> [Data listing]:
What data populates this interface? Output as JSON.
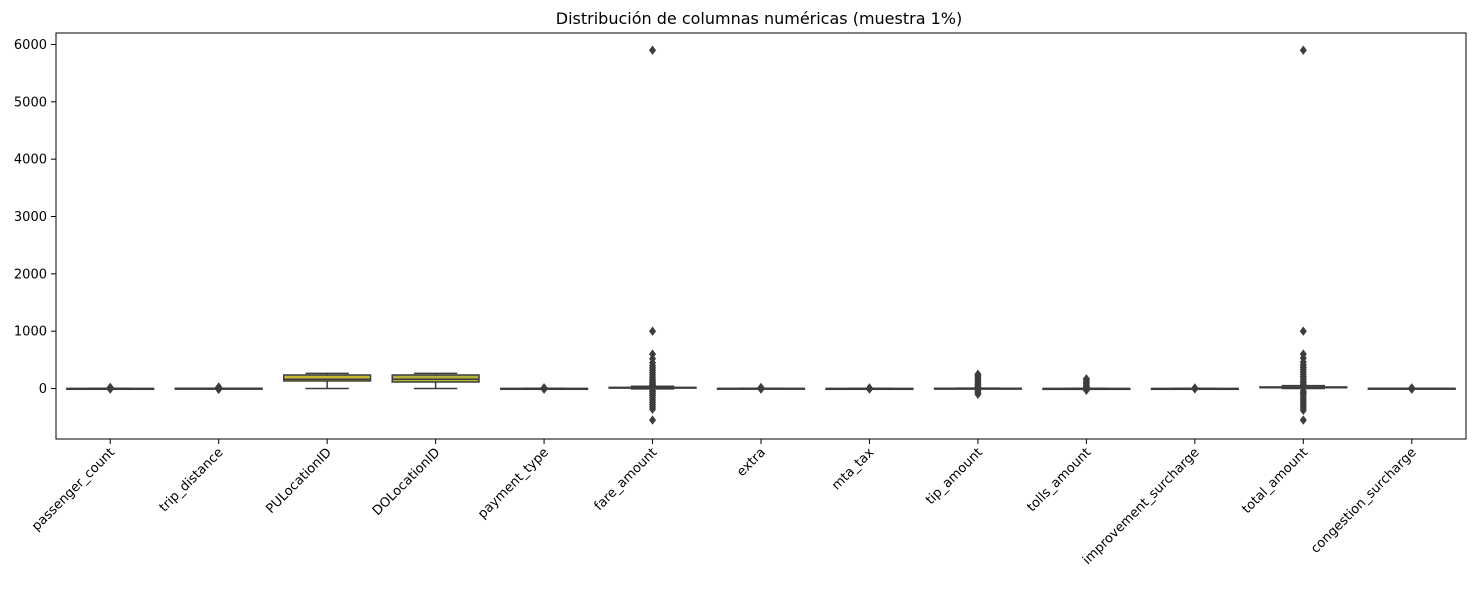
{
  "chart_data": {
    "type": "boxplot",
    "title": "Distribución de columnas numéricas (muestra 1%)",
    "xlabel": "",
    "ylabel": "",
    "ylim": [
      -880,
      6200
    ],
    "yticks": [
      0,
      1000,
      2000,
      3000,
      4000,
      5000,
      6000
    ],
    "grid": false,
    "legend": "none",
    "categories": [
      "passenger_count",
      "trip_distance",
      "PULocationID",
      "DOLocationID",
      "payment_type",
      "fare_amount",
      "extra",
      "mta_tax",
      "tip_amount",
      "tolls_amount",
      "improvement_surcharge",
      "total_amount",
      "congestion_surcharge"
    ],
    "colors": [
      "#3274a1",
      "#e1812c",
      "#c8b832",
      "#b5b33a",
      "#3a923a",
      "#c03d3e",
      "#9372b2",
      "#845b53",
      "#d684bd",
      "#7f7f7f",
      "#a9aa35",
      "#2eb5c7",
      "#3274a1"
    ],
    "boxes": [
      {
        "min": 0,
        "q1": 1,
        "median": 1,
        "q3": 1,
        "max": 2,
        "outliers": [
          -10,
          -5,
          3,
          4,
          5,
          6,
          8,
          9,
          15,
          20
        ]
      },
      {
        "min": 0,
        "q1": 1,
        "median": 2,
        "q3": 3,
        "max": 6,
        "outliers": [
          -15,
          -8,
          8,
          10,
          14,
          18,
          22,
          26
        ]
      },
      {
        "min": 1,
        "q1": 132,
        "median": 162,
        "q3": 236,
        "max": 265,
        "outliers": []
      },
      {
        "min": 1,
        "q1": 114,
        "median": 162,
        "q3": 236,
        "max": 265,
        "outliers": []
      },
      {
        "min": 1,
        "q1": 1,
        "median": 1,
        "q3": 1,
        "max": 1,
        "outliers": [
          -12,
          2,
          3,
          4,
          5,
          12
        ]
      },
      {
        "min": -5,
        "q1": 9,
        "median": 13,
        "q3": 21,
        "max": 40,
        "outliers": [
          -550,
          -360,
          -320,
          -280,
          -240,
          -200,
          -160,
          -120,
          -90,
          -60,
          -40,
          60,
          80,
          100,
          130,
          160,
          200,
          240,
          280,
          320,
          360,
          400,
          450,
          520,
          600,
          1000,
          5900
        ]
      },
      {
        "min": 0,
        "q1": 0,
        "median": 1,
        "q3": 2.5,
        "max": 6,
        "outliers": [
          -10,
          -5,
          7,
          9,
          12,
          18
        ]
      },
      {
        "min": 0.5,
        "q1": 0.5,
        "median": 0.5,
        "q3": 0.5,
        "max": 0.5,
        "outliers": [
          -10,
          -5,
          3,
          6,
          10
        ]
      },
      {
        "min": 0,
        "q1": 0,
        "median": 2,
        "q3": 3.5,
        "max": 8,
        "outliers": [
          -100,
          -70,
          -40,
          12,
          25,
          45,
          70,
          100,
          130,
          160,
          190,
          220,
          250
        ]
      },
      {
        "min": 0,
        "q1": 0,
        "median": 0,
        "q3": 0,
        "max": 0,
        "outliers": [
          -30,
          -15,
          6,
          12,
          25,
          40,
          60,
          90,
          120,
          150,
          170
        ]
      },
      {
        "min": 0.3,
        "q1": 0.3,
        "median": 0.3,
        "q3": 0.3,
        "max": 0.3,
        "outliers": [
          -5,
          -1,
          1,
          5,
          10
        ]
      },
      {
        "min": 0,
        "q1": 14,
        "median": 19,
        "q3": 28,
        "max": 50,
        "outliers": [
          -550,
          -380,
          -340,
          -300,
          -260,
          -220,
          -180,
          -140,
          -100,
          -70,
          -40,
          70,
          100,
          130,
          170,
          210,
          250,
          290,
          330,
          370,
          410,
          460,
          530,
          600,
          1000,
          5900
        ]
      },
      {
        "min": 2.5,
        "q1": 2.5,
        "median": 2.5,
        "q3": 2.5,
        "max": 2.5,
        "outliers": [
          -12,
          -5,
          0,
          5,
          12
        ]
      }
    ]
  }
}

> [Exercise brief]:
Reproduce every line above as written, skipping pictures.

> [Worked solution]:
What data populates this interface? Output as JSON.
{
  "chart_data": {
    "type": "boxplot",
    "title": "Distribución de columnas numéricas (muestra 1%)",
    "xlabel": "",
    "ylabel": "",
    "ylim": [
      -880,
      6200
    ],
    "yticks": [
      0,
      1000,
      2000,
      3000,
      4000,
      5000,
      6000
    ],
    "grid": false,
    "legend": "none",
    "categories": [
      "passenger_count",
      "trip_distance",
      "PULocationID",
      "DOLocationID",
      "payment_type",
      "fare_amount",
      "extra",
      "mta_tax",
      "tip_amount",
      "tolls_amount",
      "improvement_surcharge",
      "total_amount",
      "congestion_surcharge"
    ],
    "colors": [
      "#3274a1",
      "#e1812c",
      "#c8b832",
      "#b5b33a",
      "#3a923a",
      "#c03d3e",
      "#9372b2",
      "#845b53",
      "#d684bd",
      "#7f7f7f",
      "#a9aa35",
      "#2eb5c7",
      "#3274a1"
    ],
    "boxes": [
      {
        "min": 0,
        "q1": 1,
        "median": 1,
        "q3": 1,
        "max": 2,
        "outliers": [
          -10,
          -5,
          3,
          4,
          5,
          6,
          8,
          9,
          15,
          20
        ]
      },
      {
        "min": 0,
        "q1": 1,
        "median": 2,
        "q3": 3,
        "max": 6,
        "outliers": [
          -15,
          -8,
          8,
          10,
          14,
          18,
          22,
          26
        ]
      },
      {
        "min": 1,
        "q1": 132,
        "median": 162,
        "q3": 236,
        "max": 265,
        "outliers": []
      },
      {
        "min": 1,
        "q1": 114,
        "median": 162,
        "q3": 236,
        "max": 265,
        "outliers": []
      },
      {
        "min": 1,
        "q1": 1,
        "median": 1,
        "q3": 1,
        "max": 1,
        "outliers": [
          -12,
          2,
          3,
          4,
          5,
          12
        ]
      },
      {
        "min": -5,
        "q1": 9,
        "median": 13,
        "q3": 21,
        "max": 40,
        "outliers": [
          -550,
          -360,
          -320,
          -280,
          -240,
          -200,
          -160,
          -120,
          -90,
          -60,
          -40,
          60,
          80,
          100,
          130,
          160,
          200,
          240,
          280,
          320,
          360,
          400,
          450,
          520,
          600,
          1000,
          5900
        ]
      },
      {
        "min": 0,
        "q1": 0,
        "median": 1,
        "q3": 2.5,
        "max": 6,
        "outliers": [
          -10,
          -5,
          7,
          9,
          12,
          18
        ]
      },
      {
        "min": 0.5,
        "q1": 0.5,
        "median": 0.5,
        "q3": 0.5,
        "max": 0.5,
        "outliers": [
          -10,
          -5,
          3,
          6,
          10
        ]
      },
      {
        "min": 0,
        "q1": 0,
        "median": 2,
        "q3": 3.5,
        "max": 8,
        "outliers": [
          -100,
          -70,
          -40,
          12,
          25,
          45,
          70,
          100,
          130,
          160,
          190,
          220,
          250
        ]
      },
      {
        "min": 0,
        "q1": 0,
        "median": 0,
        "q3": 0,
        "max": 0,
        "outliers": [
          -30,
          -15,
          6,
          12,
          25,
          40,
          60,
          90,
          120,
          150,
          170
        ]
      },
      {
        "min": 0.3,
        "q1": 0.3,
        "median": 0.3,
        "q3": 0.3,
        "max": 0.3,
        "outliers": [
          -5,
          -1,
          1,
          5,
          10
        ]
      },
      {
        "min": 0,
        "q1": 14,
        "median": 19,
        "q3": 28,
        "max": 50,
        "outliers": [
          -550,
          -380,
          -340,
          -300,
          -260,
          -220,
          -180,
          -140,
          -100,
          -70,
          -40,
          70,
          100,
          130,
          170,
          210,
          250,
          290,
          330,
          370,
          410,
          460,
          530,
          600,
          1000,
          5900
        ]
      },
      {
        "min": 2.5,
        "q1": 2.5,
        "median": 2.5,
        "q3": 2.5,
        "max": 2.5,
        "outliers": [
          -12,
          -5,
          0,
          5,
          12
        ]
      }
    ]
  }
}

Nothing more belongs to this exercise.